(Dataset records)
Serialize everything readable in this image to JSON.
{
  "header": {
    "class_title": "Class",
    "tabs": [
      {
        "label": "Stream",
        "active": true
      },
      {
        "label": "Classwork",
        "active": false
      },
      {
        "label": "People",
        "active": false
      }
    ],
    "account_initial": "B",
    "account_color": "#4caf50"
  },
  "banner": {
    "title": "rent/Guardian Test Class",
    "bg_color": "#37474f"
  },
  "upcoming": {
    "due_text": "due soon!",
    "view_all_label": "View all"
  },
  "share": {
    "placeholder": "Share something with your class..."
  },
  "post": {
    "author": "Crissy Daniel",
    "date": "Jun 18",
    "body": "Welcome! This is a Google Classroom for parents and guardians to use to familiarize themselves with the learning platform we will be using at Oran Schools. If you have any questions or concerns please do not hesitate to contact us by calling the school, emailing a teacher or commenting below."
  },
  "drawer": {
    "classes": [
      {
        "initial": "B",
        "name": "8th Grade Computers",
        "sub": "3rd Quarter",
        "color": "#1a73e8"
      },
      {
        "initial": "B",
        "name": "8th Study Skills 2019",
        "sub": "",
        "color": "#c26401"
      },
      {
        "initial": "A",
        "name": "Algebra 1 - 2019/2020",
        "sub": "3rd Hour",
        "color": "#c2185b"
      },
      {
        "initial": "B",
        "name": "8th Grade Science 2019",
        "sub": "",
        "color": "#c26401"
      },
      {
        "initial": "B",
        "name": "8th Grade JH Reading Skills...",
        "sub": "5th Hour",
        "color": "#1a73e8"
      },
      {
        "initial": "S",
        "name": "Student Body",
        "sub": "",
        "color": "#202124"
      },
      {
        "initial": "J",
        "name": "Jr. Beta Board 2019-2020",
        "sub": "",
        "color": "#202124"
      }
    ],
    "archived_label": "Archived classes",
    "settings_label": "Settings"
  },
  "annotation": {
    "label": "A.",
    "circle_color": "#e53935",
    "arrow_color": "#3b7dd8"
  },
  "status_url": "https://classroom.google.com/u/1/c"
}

> **What you will do**: Using the listing above, retype each line exactly.

> **Answer for this exercise**:
Serialize everything readable in this image to JSON.
{
  "header": {
    "class_title": "Class",
    "tabs": [
      {
        "label": "Stream",
        "active": true
      },
      {
        "label": "Classwork",
        "active": false
      },
      {
        "label": "People",
        "active": false
      }
    ],
    "account_initial": "B",
    "account_color": "#4caf50"
  },
  "banner": {
    "title": "rent/Guardian Test Class",
    "bg_color": "#37474f"
  },
  "upcoming": {
    "due_text": "due soon!",
    "view_all_label": "View all"
  },
  "share": {
    "placeholder": "Share something with your class..."
  },
  "post": {
    "author": "Crissy Daniel",
    "date": "Jun 18",
    "body": "Welcome! This is a Google Classroom for parents and guardians to use to familiarize themselves with the learning platform we will be using at Oran Schools. If you have any questions or concerns please do not hesitate to contact us by calling the school, emailing a teacher or commenting below."
  },
  "drawer": {
    "classes": [
      {
        "initial": "B",
        "name": "8th Grade Computers",
        "sub": "3rd Quarter",
        "color": "#1a73e8"
      },
      {
        "initial": "B",
        "name": "8th Study Skills 2019",
        "sub": "",
        "color": "#c26401"
      },
      {
        "initial": "A",
        "name": "Algebra 1 - 2019/2020",
        "sub": "3rd Hour",
        "color": "#c2185b"
      },
      {
        "initial": "B",
        "name": "8th Grade Science 2019",
        "sub": "",
        "color": "#c26401"
      },
      {
        "initial": "B",
        "name": "8th Grade JH Reading Skills...",
        "sub": "5th Hour",
        "color": "#1a73e8"
      },
      {
        "initial": "S",
        "name": "Student Body",
        "sub": "",
        "color": "#202124"
      },
      {
        "initial": "J",
        "name": "Jr. Beta Board 2019-2020",
        "sub": "",
        "color": "#202124"
      }
    ],
    "archived_label": "Archived classes",
    "settings_label": "Settings"
  },
  "annotation": {
    "label": "A.",
    "circle_color": "#e53935",
    "arrow_color": "#3b7dd8"
  },
  "status_url": "https://classroom.google.com/u/1/c"
}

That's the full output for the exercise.